Work required: Single out the lines that include the word "ремонт". Copy them.

Records provided:

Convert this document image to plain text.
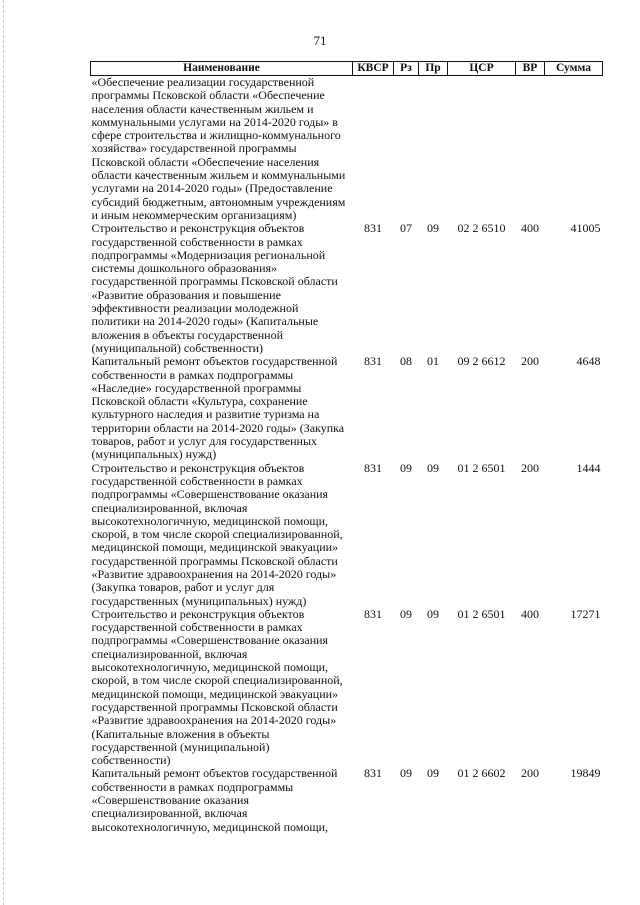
71
Наименование	КВСР	Рз	Пр	ЦСР	ВР	Сумма
«Обеспечение реализации государственной программы Псковской области «Обеспечение населения области качественным жильем и коммунальными услугами на 2014-2020 годы» в сфере строительства и жилищно-коммунального хозяйства» государственной программы Псковской области «Обеспечение населения области качественным жильем и коммунальными услугами на 2014-2020 годы» (Предоставление субсидий бюджетным, автономным учреждениям и иным некоммерческим организациям)						
Строительство и реконструкция объектов государственной собственности в рамках подпрограммы «Модернизация региональной системы дошкольного образования» государственной программы Псковской области «Развитие образования и повышение эффективности реализации молодежной политики на 2014-2020 годы» (Капитальные вложения в объекты государственной (муниципальной) собственности)	831	07	09	02 2 6510	400	41005
Капитальный ремонт объектов государственной собственности в рамках подпрограммы «Наследие» государственной программы Псковской области «Культура, сохранение культурного наследия и развитие туризма на территории области на 2014-2020 годы» (Закупка товаров, работ и услуг для государственных (муниципальных) нужд)	831	08	01	09 2 6612	200	4648
Строительство и реконструкция объектов государственной собственности в рамках подпрограммы «Совершенствование оказания специализированной, включая высокотехнологичную, медицинской помощи, скорой, в том числе скорой специализированной, медицинской помощи, медицинской эвакуации» государственной программы Псковской области «Развитие здравоохранения на 2014-2020 годы» (Закупка товаров, работ и услуг для государственных (муниципальных) нужд)	831	09	09	01 2 6501	200	1444
Строительство и реконструкция объектов государственной собственности в рамках подпрограммы «Совершенствование оказания специализированной, включая высокотехнологичную, медицинской помощи, скорой, в том числе скорой специализированной, медицинской помощи, медицинской эвакуации» государственной программы Псковской области «Развитие здравоохранения на 2014-2020 годы» (Капитальные вложения в объекты государственной (муниципальной) собственности)	831	09	09	01 2 6501	400	17271
Капитальный ремонт объектов государственной собственности в рамках подпрограммы «Совершенствование оказания специализированной, включая высокотехнологичную, медицинской помощи,	831	09	09	01 2 6602	200	19849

Answer to this problem:
Капитальный ремонт объектов государственной собственности в рамках подпрограммы «Наследие» государственной программы Псковской области «Культура, сохранение культурного наследия и развитие туризма на территории области на 2014-2020 годы» (Закупка товаров, работ и услуг для государственных (муниципальных) нужд)	831	08	01	09 2 6612	200	4648
Капитальный ремонт объектов государственной собственности в рамках подпрограммы «Совершенствование оказания специализированной, включая высокотехнологичную, медицинской помощи,	831	09	09	01 2 6602	200	19849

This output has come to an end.